Goal: Gather every line below where "Netmask" appears.
-- START The data --
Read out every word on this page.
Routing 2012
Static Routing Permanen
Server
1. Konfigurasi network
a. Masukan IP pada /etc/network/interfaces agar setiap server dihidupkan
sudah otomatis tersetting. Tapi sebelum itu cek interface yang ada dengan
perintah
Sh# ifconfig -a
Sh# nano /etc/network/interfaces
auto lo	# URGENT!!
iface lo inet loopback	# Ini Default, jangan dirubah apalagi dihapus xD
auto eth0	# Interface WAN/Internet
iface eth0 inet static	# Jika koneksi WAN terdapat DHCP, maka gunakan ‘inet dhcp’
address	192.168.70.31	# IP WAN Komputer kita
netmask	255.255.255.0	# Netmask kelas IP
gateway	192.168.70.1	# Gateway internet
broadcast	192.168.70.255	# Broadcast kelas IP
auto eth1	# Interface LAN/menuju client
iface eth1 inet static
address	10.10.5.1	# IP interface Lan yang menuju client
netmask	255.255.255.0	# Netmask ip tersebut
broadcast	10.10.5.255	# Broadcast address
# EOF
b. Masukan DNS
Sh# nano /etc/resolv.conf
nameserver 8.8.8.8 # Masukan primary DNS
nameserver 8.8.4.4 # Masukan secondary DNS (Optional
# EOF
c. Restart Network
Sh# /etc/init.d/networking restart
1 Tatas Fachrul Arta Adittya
-- END The data --
-- START The data --
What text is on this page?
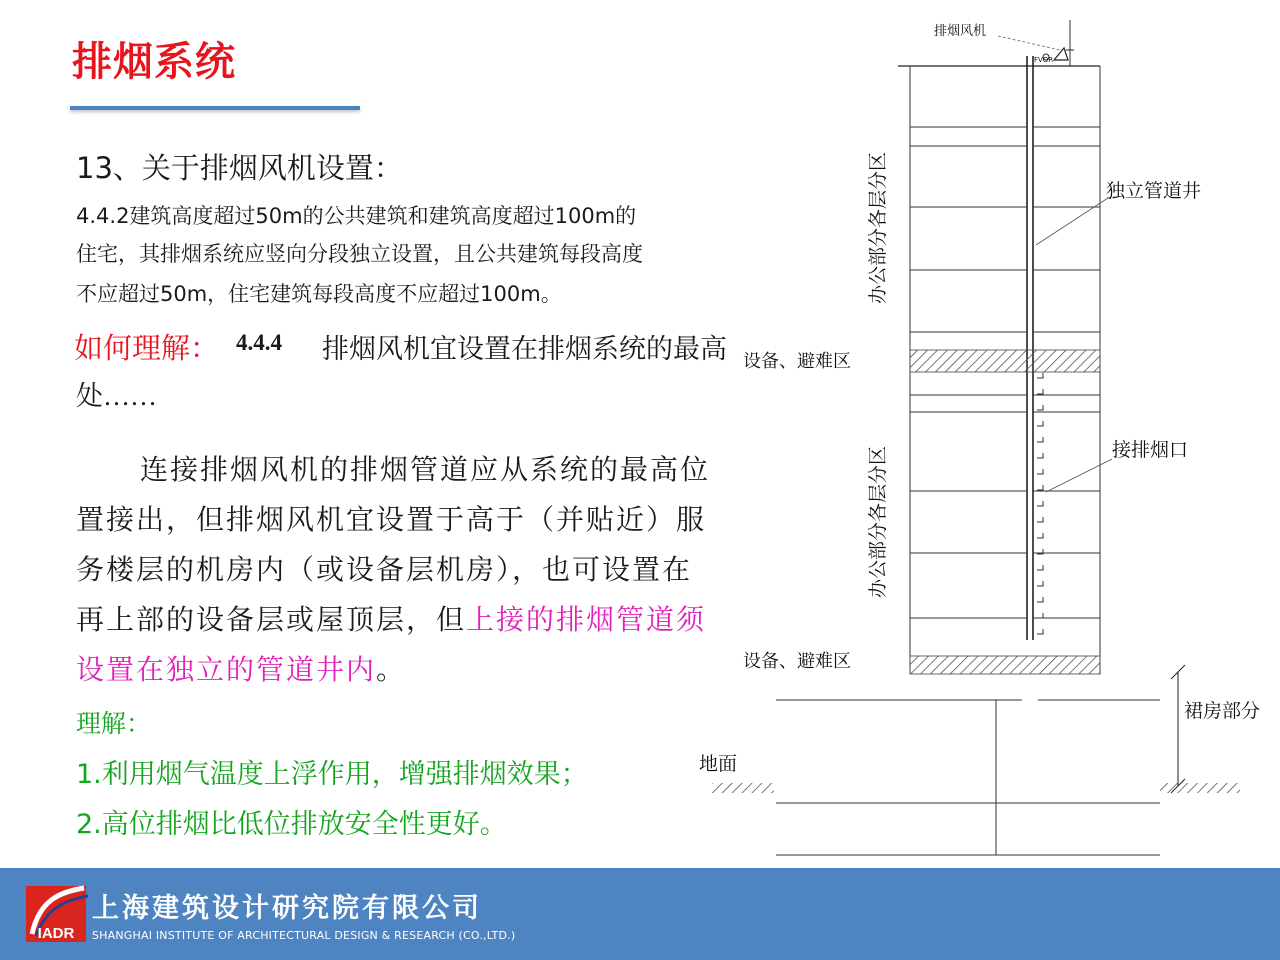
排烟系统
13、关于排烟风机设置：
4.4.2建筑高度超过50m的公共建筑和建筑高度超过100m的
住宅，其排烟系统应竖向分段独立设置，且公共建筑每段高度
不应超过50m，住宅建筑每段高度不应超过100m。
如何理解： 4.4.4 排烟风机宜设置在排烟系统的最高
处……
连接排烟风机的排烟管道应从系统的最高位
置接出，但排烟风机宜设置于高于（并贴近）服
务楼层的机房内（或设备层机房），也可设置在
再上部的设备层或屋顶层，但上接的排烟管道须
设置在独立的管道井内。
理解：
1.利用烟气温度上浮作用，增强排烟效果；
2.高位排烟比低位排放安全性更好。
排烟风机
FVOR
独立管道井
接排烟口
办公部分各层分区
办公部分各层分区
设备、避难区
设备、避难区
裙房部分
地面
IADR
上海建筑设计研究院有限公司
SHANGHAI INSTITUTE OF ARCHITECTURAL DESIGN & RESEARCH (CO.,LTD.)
-- END The data --
Expected output:
netmask	255.255.255.0	# Netmask kelas IP
netmask	255.255.255.0	# Netmask ip tersebut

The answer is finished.